**Directions for this task**
Produce the listing below again, exactly as shown.

Start of Exercise materials

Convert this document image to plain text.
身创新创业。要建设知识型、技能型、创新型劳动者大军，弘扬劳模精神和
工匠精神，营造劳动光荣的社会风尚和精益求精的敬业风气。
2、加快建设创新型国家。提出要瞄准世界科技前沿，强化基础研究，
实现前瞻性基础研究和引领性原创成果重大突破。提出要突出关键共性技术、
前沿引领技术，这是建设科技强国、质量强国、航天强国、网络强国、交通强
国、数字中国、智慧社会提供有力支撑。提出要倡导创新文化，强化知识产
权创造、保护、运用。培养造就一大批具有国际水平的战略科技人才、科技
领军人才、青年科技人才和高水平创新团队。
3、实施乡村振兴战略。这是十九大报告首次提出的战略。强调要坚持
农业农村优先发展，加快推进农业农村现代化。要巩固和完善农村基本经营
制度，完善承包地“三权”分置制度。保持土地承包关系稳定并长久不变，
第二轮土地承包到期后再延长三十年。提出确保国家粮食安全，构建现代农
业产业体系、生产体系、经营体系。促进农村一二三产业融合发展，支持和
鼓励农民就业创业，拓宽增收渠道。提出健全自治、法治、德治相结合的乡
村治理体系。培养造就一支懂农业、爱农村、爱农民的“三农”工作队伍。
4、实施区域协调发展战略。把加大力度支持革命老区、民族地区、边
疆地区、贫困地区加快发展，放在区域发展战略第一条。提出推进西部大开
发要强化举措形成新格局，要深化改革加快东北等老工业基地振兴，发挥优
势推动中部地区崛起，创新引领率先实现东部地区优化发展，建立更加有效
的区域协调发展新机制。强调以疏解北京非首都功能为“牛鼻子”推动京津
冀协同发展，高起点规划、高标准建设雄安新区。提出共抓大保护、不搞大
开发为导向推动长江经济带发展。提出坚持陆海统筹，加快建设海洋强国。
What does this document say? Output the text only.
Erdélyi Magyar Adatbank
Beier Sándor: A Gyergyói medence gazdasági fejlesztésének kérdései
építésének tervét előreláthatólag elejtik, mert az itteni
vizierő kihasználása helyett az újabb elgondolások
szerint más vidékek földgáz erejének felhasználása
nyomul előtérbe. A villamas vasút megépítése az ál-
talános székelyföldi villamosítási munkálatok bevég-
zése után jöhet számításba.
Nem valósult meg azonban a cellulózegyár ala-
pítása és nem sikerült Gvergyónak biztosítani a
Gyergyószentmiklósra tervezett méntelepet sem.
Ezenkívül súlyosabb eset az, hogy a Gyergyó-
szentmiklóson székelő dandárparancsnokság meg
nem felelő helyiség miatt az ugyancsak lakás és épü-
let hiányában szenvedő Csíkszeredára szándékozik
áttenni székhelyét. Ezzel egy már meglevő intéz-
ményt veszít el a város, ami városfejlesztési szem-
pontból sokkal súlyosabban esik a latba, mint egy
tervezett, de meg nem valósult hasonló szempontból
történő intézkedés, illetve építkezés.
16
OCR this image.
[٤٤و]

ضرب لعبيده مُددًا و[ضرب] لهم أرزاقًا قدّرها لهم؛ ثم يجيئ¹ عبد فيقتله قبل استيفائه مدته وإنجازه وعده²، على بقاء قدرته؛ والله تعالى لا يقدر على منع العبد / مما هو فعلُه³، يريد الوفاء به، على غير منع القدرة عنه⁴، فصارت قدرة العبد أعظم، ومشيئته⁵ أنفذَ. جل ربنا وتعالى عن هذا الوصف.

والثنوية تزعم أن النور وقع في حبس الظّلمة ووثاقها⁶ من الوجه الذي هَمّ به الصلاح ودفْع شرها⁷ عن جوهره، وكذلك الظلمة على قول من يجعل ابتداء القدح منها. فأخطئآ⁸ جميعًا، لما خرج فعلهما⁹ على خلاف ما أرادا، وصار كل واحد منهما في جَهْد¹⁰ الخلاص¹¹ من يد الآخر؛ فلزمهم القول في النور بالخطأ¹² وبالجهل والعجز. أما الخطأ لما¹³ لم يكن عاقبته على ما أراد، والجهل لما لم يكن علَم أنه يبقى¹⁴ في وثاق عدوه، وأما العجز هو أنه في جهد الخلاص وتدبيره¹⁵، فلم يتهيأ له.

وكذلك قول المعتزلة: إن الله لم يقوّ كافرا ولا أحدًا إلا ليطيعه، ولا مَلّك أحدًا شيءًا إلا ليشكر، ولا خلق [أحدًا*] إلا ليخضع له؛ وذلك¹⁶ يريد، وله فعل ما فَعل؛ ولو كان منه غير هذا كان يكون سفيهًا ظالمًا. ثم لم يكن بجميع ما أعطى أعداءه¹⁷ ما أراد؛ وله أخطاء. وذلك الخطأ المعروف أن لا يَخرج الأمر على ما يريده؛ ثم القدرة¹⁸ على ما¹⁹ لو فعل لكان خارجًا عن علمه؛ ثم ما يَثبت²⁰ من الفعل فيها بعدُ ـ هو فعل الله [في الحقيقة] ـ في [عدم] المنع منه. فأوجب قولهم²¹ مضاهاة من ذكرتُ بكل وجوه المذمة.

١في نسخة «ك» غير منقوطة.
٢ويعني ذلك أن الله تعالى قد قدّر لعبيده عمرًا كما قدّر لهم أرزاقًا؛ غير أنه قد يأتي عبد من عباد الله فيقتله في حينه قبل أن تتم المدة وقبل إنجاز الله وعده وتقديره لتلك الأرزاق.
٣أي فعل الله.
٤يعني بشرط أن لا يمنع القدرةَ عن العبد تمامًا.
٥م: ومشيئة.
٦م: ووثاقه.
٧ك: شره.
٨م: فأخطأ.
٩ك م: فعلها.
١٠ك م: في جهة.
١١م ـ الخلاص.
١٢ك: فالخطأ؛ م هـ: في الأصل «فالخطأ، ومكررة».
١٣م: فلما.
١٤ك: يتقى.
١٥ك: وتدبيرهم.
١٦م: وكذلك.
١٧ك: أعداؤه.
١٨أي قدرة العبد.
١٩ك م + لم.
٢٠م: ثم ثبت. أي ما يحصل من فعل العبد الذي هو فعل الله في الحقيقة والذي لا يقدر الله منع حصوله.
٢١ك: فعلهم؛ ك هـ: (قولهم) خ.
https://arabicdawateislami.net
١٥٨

End of Exercise materials

**Final answer**
Convert this document image to plain text.
身创新创业。要建设知识型、技能型、创新型劳动者大军，弘扬劳模精神和
工匠精神，营造劳动光荣的社会风尚和精益求精的敬业风气。
2、加快建设创新型国家。提出要瞄准世界科技前沿，强化基础研究，
实现前瞻性基础研究和引领性原创成果重大突破。提出要突出关键共性技术、
前沿引领技术，这是建设科技强国、质量强国、航天强国、网络强国、交通强
国、数字中国、智慧社会提供有力支撑。提出要倡导创新文化，强化知识产
权创造、保护、运用。培养造就一大批具有国际水平的战略科技人才、科技
领军人才、青年科技人才和高水平创新团队。
3、实施乡村振兴战略。这是十九大报告首次提出的战略。强调要坚持
农业农村优先发展，加快推进农业农村现代化。要巩固和完善农村基本经营
制度，完善承包地“三权”分置制度。保持土地承包关系稳定并长久不变，
第二轮土地承包到期后再延长三十年。提出确保国家粮食安全，构建现代农
业产业体系、生产体系、经营体系。促进农村一二三产业融合发展，支持和
鼓励农民就业创业，拓宽增收渠道。提出健全自治、法治、德治相结合的乡
村治理体系。培养造就一支懂农业、爱农村、爱农民的“三农”工作队伍。
4、实施区域协调发展战略。把加大力度支持革命老区、民族地区、边
疆地区、贫困地区加快发展，放在区域发展战略第一条。提出推进西部大开
发要强化举措形成新格局，要深化改革加快东北等老工业基地振兴，发挥优
势推动中部地区崛起，创新引领率先实现东部地区优化发展，建立更加有效
的区域协调发展新机制。强调以疏解北京非首都功能为“牛鼻子”推动京津
冀协同发展，高起点规划、高标准建设雄安新区。提出共抓大保护、不搞大
开发为导向推动长江经济带发展。提出坚持陆海统筹，加快建设海洋强国。
What does this document say? Output the text only.
Erdélyi Magyar Adatbank
Beier Sándor: A Gyergyói medence gazdasági fejlesztésének kérdései
építésének tervét előreláthatólag elejtik, mert az itteni
vizierő kihasználása helyett az újabb elgondolások
szerint más vidékek földgáz erejének felhasználása
nyomul előtérbe. A villamas vasút megépítése az ál-
talános székelyföldi villamosítási munkálatok bevég-
zése után jöhet számításba.
Nem valósult meg azonban a cellulózegyár ala-
pítása és nem sikerült Gvergyónak biztosítani a
Gyergyószentmiklósra tervezett méntelepet sem.
Ezenkívül súlyosabb eset az, hogy a Gyergyó-
szentmiklóson székelő dandárparancsnokság meg
nem felelő helyiség miatt az ugyancsak lakás és épü-
let hiányában szenvedő Csíkszeredára szándékozik
áttenni székhelyét. Ezzel egy már meglevő intéz-
ményt veszít el a város, ami városfejlesztési szem-
pontból sokkal súlyosabban esik a latba, mint egy
tervezett, de meg nem valósult hasonló szempontból
történő intézkedés, illetve építkezés.
16
OCR this image.
[٤٤و]

ضرب لعبيده مُددًا و[ضرب] لهم أرزاقًا قدّرها لهم؛ ثم يجيئ¹ عبد فيقتله قبل استيفائه مدته وإنجازه وعده²، على بقاء قدرته؛ والله تعالى لا يقدر على منع العبد / مما هو فعلُه³، يريد الوفاء به، على غير منع القدرة عنه⁴، فصارت قدرة العبد أعظم، ومشيئته⁵ أنفذَ. جل ربنا وتعالى عن هذا الوصف.

والثنوية تزعم أن النور وقع في حبس الظّلمة ووثاقها⁶ من الوجه الذي هَمّ به الصلاح ودفْع شرها⁷ عن جوهره، وكذلك الظلمة على قول من يجعل ابتداء القدح منها. فأخطئآ⁸ جميعًا، لما خرج فعلهما⁹ على خلاف ما أرادا، وصار كل واحد منهما في جَهْد¹⁰ الخلاص¹¹ من يد الآخر؛ فلزمهم القول في النور بالخطأ¹² وبالجهل والعجز. أما الخطأ لما¹³ لم يكن عاقبته على ما أراد، والجهل لما لم يكن علَم أنه يبقى¹⁴ في وثاق عدوه، وأما العجز هو أنه في جهد الخلاص وتدبيره¹⁵، فلم يتهيأ له.

وكذلك قول المعتزلة: إن الله لم يقوّ كافرا ولا أحدًا إلا ليطيعه، ولا مَلّك أحدًا شيءًا إلا ليشكر، ولا خلق [أحدًا*] إلا ليخضع له؛ وذلك¹⁶ يريد، وله فعل ما فَعل؛ ولو كان منه غير هذا كان يكون سفيهًا ظالمًا. ثم لم يكن بجميع ما أعطى أعداءه¹⁷ ما أراد؛ وله أخطاء. وذلك الخطأ المعروف أن لا يَخرج الأمر على ما يريده؛ ثم القدرة¹⁸ على ما¹⁹ لو فعل لكان خارجًا عن علمه؛ ثم ما يَثبت²⁰ من الفعل فيها بعدُ ـ هو فعل الله [في الحقيقة] ـ في [عدم] المنع منه. فأوجب قولهم²¹ مضاهاة من ذكرتُ بكل وجوه المذمة.

١في نسخة «ك» غير منقوطة.
٢ويعني ذلك أن الله تعالى قد قدّر لعبيده عمرًا كما قدّر لهم أرزاقًا؛ غير أنه قد يأتي عبد من عباد الله فيقتله في حينه قبل أن تتم المدة وقبل إنجاز الله وعده وتقديره لتلك الأرزاق.
٣أي فعل الله.
٤يعني بشرط أن لا يمنع القدرةَ عن العبد تمامًا.
٥م: ومشيئة.
٦م: ووثاقه.
٧ك: شره.
٨م: فأخطأ.
٩ك م: فعلها.
١٠ك م: في جهة.
١١م ـ الخلاص.
١٢ك: فالخطأ؛ م هـ: في الأصل «فالخطأ، ومكررة».
١٣م: فلما.
١٤ك: يتقى.
١٥ك: وتدبيرهم.
١٦م: وكذلك.
١٧ك: أعداؤه.
١٨أي قدرة العبد.
١٩ك م + لم.
٢٠م: ثم ثبت. أي ما يحصل من فعل العبد الذي هو فعل الله في الحقيقة والذي لا يقدر الله منع حصوله.
٢١ك: فعلهم؛ ك هـ: (قولهم) خ.
https://arabicdawateislami.net
١٥٨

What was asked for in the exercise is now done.